__AIM OF THE EXERCISE__.
Transcribe every entry word for word, leaving out all images.

__LISTED ENTRIES__.
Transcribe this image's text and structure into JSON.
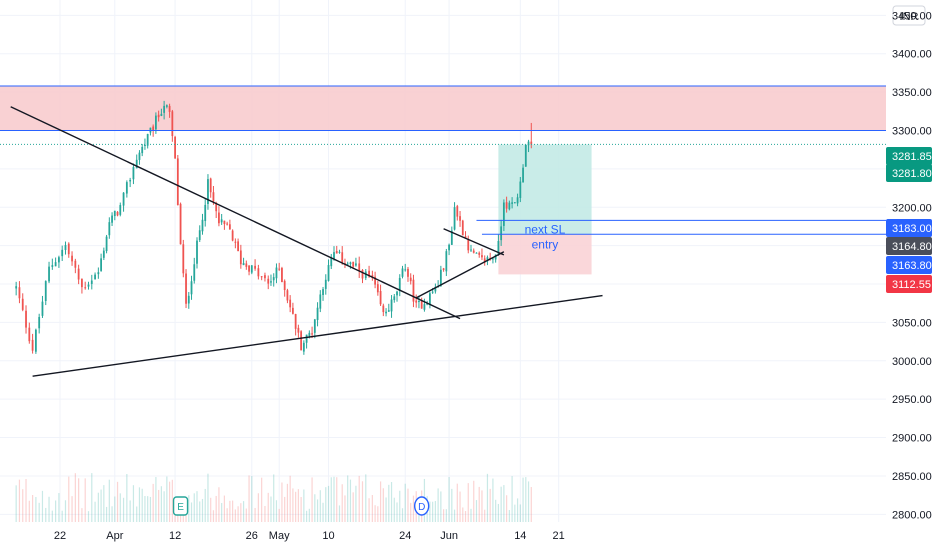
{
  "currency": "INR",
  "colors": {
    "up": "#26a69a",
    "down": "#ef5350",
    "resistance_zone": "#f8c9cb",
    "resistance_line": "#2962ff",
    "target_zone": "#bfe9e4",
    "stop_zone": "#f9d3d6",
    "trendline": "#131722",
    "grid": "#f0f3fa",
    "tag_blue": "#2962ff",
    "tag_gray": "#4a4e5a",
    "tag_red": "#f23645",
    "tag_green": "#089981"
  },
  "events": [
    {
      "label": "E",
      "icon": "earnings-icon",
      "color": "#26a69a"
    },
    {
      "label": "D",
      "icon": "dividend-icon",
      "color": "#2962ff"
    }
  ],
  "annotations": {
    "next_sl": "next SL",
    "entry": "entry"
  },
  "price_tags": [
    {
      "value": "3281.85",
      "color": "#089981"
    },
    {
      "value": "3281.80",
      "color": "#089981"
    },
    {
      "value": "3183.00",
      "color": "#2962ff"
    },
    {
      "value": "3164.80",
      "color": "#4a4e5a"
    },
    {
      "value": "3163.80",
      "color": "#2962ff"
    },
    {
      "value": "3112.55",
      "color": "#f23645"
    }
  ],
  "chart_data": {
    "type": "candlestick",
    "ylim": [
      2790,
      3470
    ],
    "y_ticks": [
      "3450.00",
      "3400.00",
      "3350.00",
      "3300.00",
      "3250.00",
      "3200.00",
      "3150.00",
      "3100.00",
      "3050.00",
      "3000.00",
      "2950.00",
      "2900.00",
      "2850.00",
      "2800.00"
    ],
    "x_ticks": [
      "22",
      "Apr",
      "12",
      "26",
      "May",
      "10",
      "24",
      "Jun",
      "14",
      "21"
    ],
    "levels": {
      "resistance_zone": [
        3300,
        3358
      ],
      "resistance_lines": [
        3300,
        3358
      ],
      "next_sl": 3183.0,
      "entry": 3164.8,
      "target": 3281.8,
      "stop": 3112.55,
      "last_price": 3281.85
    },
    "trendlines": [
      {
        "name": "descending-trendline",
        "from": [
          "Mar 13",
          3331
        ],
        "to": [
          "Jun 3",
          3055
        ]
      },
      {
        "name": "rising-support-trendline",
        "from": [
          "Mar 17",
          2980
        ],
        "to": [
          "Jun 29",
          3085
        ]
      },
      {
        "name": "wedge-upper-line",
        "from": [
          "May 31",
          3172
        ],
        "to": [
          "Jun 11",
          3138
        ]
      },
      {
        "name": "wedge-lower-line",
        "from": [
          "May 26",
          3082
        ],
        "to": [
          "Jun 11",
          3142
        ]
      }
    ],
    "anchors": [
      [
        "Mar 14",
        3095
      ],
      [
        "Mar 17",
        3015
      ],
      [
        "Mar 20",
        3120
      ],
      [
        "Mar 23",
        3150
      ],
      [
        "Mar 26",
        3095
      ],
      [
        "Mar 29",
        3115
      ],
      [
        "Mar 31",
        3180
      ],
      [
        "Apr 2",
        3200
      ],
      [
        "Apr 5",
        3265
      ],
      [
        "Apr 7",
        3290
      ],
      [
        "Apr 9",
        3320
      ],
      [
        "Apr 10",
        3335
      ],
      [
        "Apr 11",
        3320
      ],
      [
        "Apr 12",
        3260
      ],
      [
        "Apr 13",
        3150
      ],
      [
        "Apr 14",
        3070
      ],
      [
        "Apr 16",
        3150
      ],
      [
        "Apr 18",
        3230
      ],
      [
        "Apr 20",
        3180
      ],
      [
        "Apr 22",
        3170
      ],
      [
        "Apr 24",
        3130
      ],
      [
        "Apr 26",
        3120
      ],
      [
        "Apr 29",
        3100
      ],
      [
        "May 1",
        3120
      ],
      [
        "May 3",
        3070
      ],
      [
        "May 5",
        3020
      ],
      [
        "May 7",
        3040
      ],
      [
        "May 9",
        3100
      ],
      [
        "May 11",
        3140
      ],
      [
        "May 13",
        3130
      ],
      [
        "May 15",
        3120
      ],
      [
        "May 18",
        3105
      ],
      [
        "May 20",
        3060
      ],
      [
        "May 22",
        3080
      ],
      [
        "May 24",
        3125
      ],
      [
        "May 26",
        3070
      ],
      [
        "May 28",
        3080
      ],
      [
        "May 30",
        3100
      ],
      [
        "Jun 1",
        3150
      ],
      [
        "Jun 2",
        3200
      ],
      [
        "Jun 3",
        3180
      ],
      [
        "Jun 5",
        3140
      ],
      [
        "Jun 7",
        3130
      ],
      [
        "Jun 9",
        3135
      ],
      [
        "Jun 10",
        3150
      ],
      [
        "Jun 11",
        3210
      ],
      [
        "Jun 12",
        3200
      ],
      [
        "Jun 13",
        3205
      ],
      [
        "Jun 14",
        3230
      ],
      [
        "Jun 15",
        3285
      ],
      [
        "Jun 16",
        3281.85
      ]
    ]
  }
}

__REPLY TO THE TASK__.
Transcribe this image's text and structure into JSON.
{
  "currency": "INR",
  "colors": {
    "up": "#26a69a",
    "down": "#ef5350",
    "resistance_zone": "#f8c9cb",
    "resistance_line": "#2962ff",
    "target_zone": "#bfe9e4",
    "stop_zone": "#f9d3d6",
    "trendline": "#131722",
    "grid": "#f0f3fa",
    "tag_blue": "#2962ff",
    "tag_gray": "#4a4e5a",
    "tag_red": "#f23645",
    "tag_green": "#089981"
  },
  "events": [
    {
      "label": "E",
      "icon": "earnings-icon",
      "color": "#26a69a"
    },
    {
      "label": "D",
      "icon": "dividend-icon",
      "color": "#2962ff"
    }
  ],
  "annotations": {
    "next_sl": "next SL",
    "entry": "entry"
  },
  "price_tags": [
    {
      "value": "3281.85",
      "color": "#089981"
    },
    {
      "value": "3281.80",
      "color": "#089981"
    },
    {
      "value": "3183.00",
      "color": "#2962ff"
    },
    {
      "value": "3164.80",
      "color": "#4a4e5a"
    },
    {
      "value": "3163.80",
      "color": "#2962ff"
    },
    {
      "value": "3112.55",
      "color": "#f23645"
    }
  ],
  "chart_data": {
    "type": "candlestick",
    "ylim": [
      2790,
      3470
    ],
    "y_ticks": [
      "3450.00",
      "3400.00",
      "3350.00",
      "3300.00",
      "3250.00",
      "3200.00",
      "3150.00",
      "3100.00",
      "3050.00",
      "3000.00",
      "2950.00",
      "2900.00",
      "2850.00",
      "2800.00"
    ],
    "x_ticks": [
      "22",
      "Apr",
      "12",
      "26",
      "May",
      "10",
      "24",
      "Jun",
      "14",
      "21"
    ],
    "levels": {
      "resistance_zone": [
        3300,
        3358
      ],
      "resistance_lines": [
        3300,
        3358
      ],
      "next_sl": 3183.0,
      "entry": 3164.8,
      "target": 3281.8,
      "stop": 3112.55,
      "last_price": 3281.85
    },
    "trendlines": [
      {
        "name": "descending-trendline",
        "from": [
          "Mar 13",
          3331
        ],
        "to": [
          "Jun 3",
          3055
        ]
      },
      {
        "name": "rising-support-trendline",
        "from": [
          "Mar 17",
          2980
        ],
        "to": [
          "Jun 29",
          3085
        ]
      },
      {
        "name": "wedge-upper-line",
        "from": [
          "May 31",
          3172
        ],
        "to": [
          "Jun 11",
          3138
        ]
      },
      {
        "name": "wedge-lower-line",
        "from": [
          "May 26",
          3082
        ],
        "to": [
          "Jun 11",
          3142
        ]
      }
    ],
    "anchors": [
      [
        "Mar 14",
        3095
      ],
      [
        "Mar 17",
        3015
      ],
      [
        "Mar 20",
        3120
      ],
      [
        "Mar 23",
        3150
      ],
      [
        "Mar 26",
        3095
      ],
      [
        "Mar 29",
        3115
      ],
      [
        "Mar 31",
        3180
      ],
      [
        "Apr 2",
        3200
      ],
      [
        "Apr 5",
        3265
      ],
      [
        "Apr 7",
        3290
      ],
      [
        "Apr 9",
        3320
      ],
      [
        "Apr 10",
        3335
      ],
      [
        "Apr 11",
        3320
      ],
      [
        "Apr 12",
        3260
      ],
      [
        "Apr 13",
        3150
      ],
      [
        "Apr 14",
        3070
      ],
      [
        "Apr 16",
        3150
      ],
      [
        "Apr 18",
        3230
      ],
      [
        "Apr 20",
        3180
      ],
      [
        "Apr 22",
        3170
      ],
      [
        "Apr 24",
        3130
      ],
      [
        "Apr 26",
        3120
      ],
      [
        "Apr 29",
        3100
      ],
      [
        "May 1",
        3120
      ],
      [
        "May 3",
        3070
      ],
      [
        "May 5",
        3020
      ],
      [
        "May 7",
        3040
      ],
      [
        "May 9",
        3100
      ],
      [
        "May 11",
        3140
      ],
      [
        "May 13",
        3130
      ],
      [
        "May 15",
        3120
      ],
      [
        "May 18",
        3105
      ],
      [
        "May 20",
        3060
      ],
      [
        "May 22",
        3080
      ],
      [
        "May 24",
        3125
      ],
      [
        "May 26",
        3070
      ],
      [
        "May 28",
        3080
      ],
      [
        "May 30",
        3100
      ],
      [
        "Jun 1",
        3150
      ],
      [
        "Jun 2",
        3200
      ],
      [
        "Jun 3",
        3180
      ],
      [
        "Jun 5",
        3140
      ],
      [
        "Jun 7",
        3130
      ],
      [
        "Jun 9",
        3135
      ],
      [
        "Jun 10",
        3150
      ],
      [
        "Jun 11",
        3210
      ],
      [
        "Jun 12",
        3200
      ],
      [
        "Jun 13",
        3205
      ],
      [
        "Jun 14",
        3230
      ],
      [
        "Jun 15",
        3285
      ],
      [
        "Jun 16",
        3281.85
      ]
    ]
  }
}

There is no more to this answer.